[BEGIN]
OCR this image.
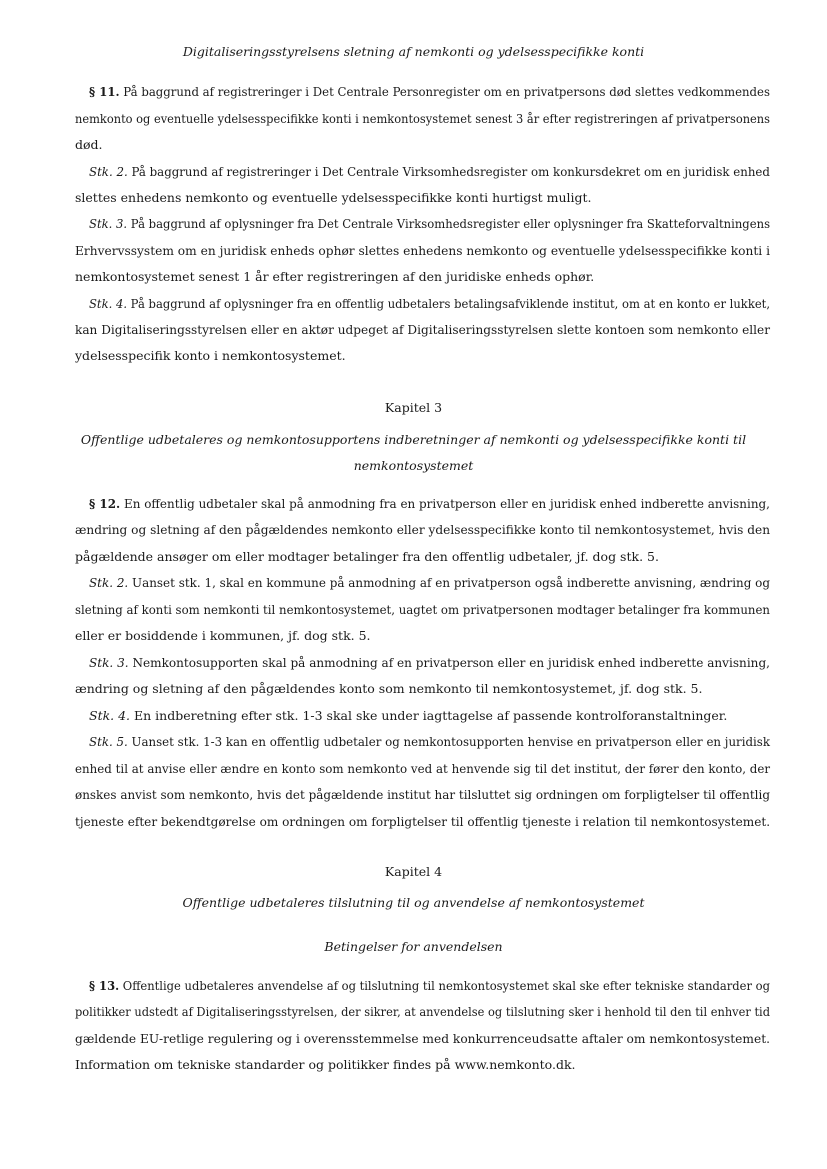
Digitaliseringsstyrelsens sletning af nemkonti og ydelsesspecifikke konti
§ 11. På baggrund af registreringer i Det Centrale Personregister om en privatpersons død slettes vedkommendes
nemkonto og eventuelle ydelsesspecifikke konti i nemkontosystemet senest 3 år efter registreringen af privatpersonens
død.
Stk. 2. På baggrund af registreringer i Det Centrale Virksomhedsregister om konkursdekret om en juridisk enhed
slettes enhedens nemkonto og eventuelle ydelsesspecifikke konti hurtigst muligt.
Stk. 3. På baggrund af oplysninger fra Det Centrale Virksomhedsregister eller oplysninger fra Skatteforvaltningens
Erhvervssystem om en juridisk enheds ophør slettes enhedens nemkonto og eventuelle ydelsesspecifikke konti i
nemkontosystemet senest 1 år efter registreringen af den juridiske enheds ophør.
Stk. 4. På baggrund af oplysninger fra en offentlig udbetalers betalingsafviklende institut, om at en konto er lukket,
kan Digitaliseringsstyrelsen eller en aktør udpeget af Digitaliseringsstyrelsen slette kontoen som nemkonto eller
ydelsesspecifik konto i nemkontosystemet.
Kapitel 3
Offentlige udbetaleres og nemkontosupportens indberetninger af nemkonti og ydelsesspecifikke konti til
nemkontosystemet
§ 12. En offentlig udbetaler skal på anmodning fra en privatperson eller en juridisk enhed indberette anvisning,
ændring og sletning af den pågældendes nemkonto eller ydelsesspecifikke konto til nemkontosystemet, hvis den
pågældende ansøger om eller modtager betalinger fra den offentlig udbetaler, jf. dog stk. 5.
Stk. 2. Uanset stk. 1, skal en kommune på anmodning af en privatperson også indberette anvisning, ændring og
sletning af konti som nemkonti til nemkontosystemet, uagtet om privatpersonen modtager betalinger fra kommunen
eller er bosiddende i kommunen, jf. dog stk. 5.
Stk. 3. Nemkontosupporten skal på anmodning af en privatperson eller en juridisk enhed indberette anvisning,
ændring og sletning af den pågældendes konto som nemkonto til nemkontosystemet, jf. dog stk. 5.
Stk. 4. En indberetning efter stk. 1-3 skal ske under iagttagelse af passende kontrolforanstaltninger.
Stk. 5. Uanset stk. 1-3 kan en offentlig udbetaler og nemkontosupporten henvise en privatperson eller en juridisk
enhed til at anvise eller ændre en konto som nemkonto ved at henvende sig til det institut, der fører den konto, der
ønskes anvist som nemkonto, hvis det pågældende institut har tilsluttet sig ordningen om forpligtelser til offentlig
tjeneste efter bekendtgørelse om ordningen om forpligtelser til offentlig tjeneste i relation til nemkontosystemet.
Kapitel 4
Offentlige udbetaleres tilslutning til og anvendelse af nemkontosystemet
Betingelser for anvendelsen
§ 13. Offentlige udbetaleres anvendelse af og tilslutning til nemkontosystemet skal ske efter tekniske standarder og
politikker udstedt af Digitaliseringsstyrelsen, der sikrer, at anvendelse og tilslutning sker i henhold til den til enhver tid
gældende EU-retlige regulering og i overensstemmelse med konkurrenceudsatte aftaler om nemkontosystemet.
Information om tekniske standarder og politikker findes på www.nemkonto.dk.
[END]
= Written request =
Give back all entries exactly. No pictures belong in the copy.

= Answer to this exercise =
OCR this image.
Digitaliseringsstyrelsens sletning af nemkonti og ydelsesspecifikke konti
§ 11. På baggrund af registreringer i Det Centrale Personregister om en privatpersons død slettes vedkommendes
nemkonto og eventuelle ydelsesspecifikke konti i nemkontosystemet senest 3 år efter registreringen af privatpersonens
død.
Stk. 2. På baggrund af registreringer i Det Centrale Virksomhedsregister om konkursdekret om en juridisk enhed
slettes enhedens nemkonto og eventuelle ydelsesspecifikke konti hurtigst muligt.
Stk. 3. På baggrund af oplysninger fra Det Centrale Virksomhedsregister eller oplysninger fra Skatteforvaltningens
Erhvervssystem om en juridisk enheds ophør slettes enhedens nemkonto og eventuelle ydelsesspecifikke konti i
nemkontosystemet senest 1 år efter registreringen af den juridiske enheds ophør.
Stk. 4. På baggrund af oplysninger fra en offentlig udbetalers betalingsafviklende institut, om at en konto er lukket,
kan Digitaliseringsstyrelsen eller en aktør udpeget af Digitaliseringsstyrelsen slette kontoen som nemkonto eller
ydelsesspecifik konto i nemkontosystemet.
Kapitel 3
Offentlige udbetaleres og nemkontosupportens indberetninger af nemkonti og ydelsesspecifikke konti til
nemkontosystemet
§ 12. En offentlig udbetaler skal på anmodning fra en privatperson eller en juridisk enhed indberette anvisning,
ændring og sletning af den pågældendes nemkonto eller ydelsesspecifikke konto til nemkontosystemet, hvis den
pågældende ansøger om eller modtager betalinger fra den offentlig udbetaler, jf. dog stk. 5.
Stk. 2. Uanset stk. 1, skal en kommune på anmodning af en privatperson også indberette anvisning, ændring og
sletning af konti som nemkonti til nemkontosystemet, uagtet om privatpersonen modtager betalinger fra kommunen
eller er bosiddende i kommunen, jf. dog stk. 5.
Stk. 3. Nemkontosupporten skal på anmodning af en privatperson eller en juridisk enhed indberette anvisning,
ændring og sletning af den pågældendes konto som nemkonto til nemkontosystemet, jf. dog stk. 5.
Stk. 4. En indberetning efter stk. 1-3 skal ske under iagttagelse af passende kontrolforanstaltninger.
Stk. 5. Uanset stk. 1-3 kan en offentlig udbetaler og nemkontosupporten henvise en privatperson eller en juridisk
enhed til at anvise eller ændre en konto som nemkonto ved at henvende sig til det institut, der fører den konto, der
ønskes anvist som nemkonto, hvis det pågældende institut har tilsluttet sig ordningen om forpligtelser til offentlig
tjeneste efter bekendtgørelse om ordningen om forpligtelser til offentlig tjeneste i relation til nemkontosystemet.
Kapitel 4
Offentlige udbetaleres tilslutning til og anvendelse af nemkontosystemet
Betingelser for anvendelsen
§ 13. Offentlige udbetaleres anvendelse af og tilslutning til nemkontosystemet skal ske efter tekniske standarder og
politikker udstedt af Digitaliseringsstyrelsen, der sikrer, at anvendelse og tilslutning sker i henhold til den til enhver tid
gældende EU-retlige regulering og i overensstemmelse med konkurrenceudsatte aftaler om nemkontosystemet.
Information om tekniske standarder og politikker findes på www.nemkonto.dk.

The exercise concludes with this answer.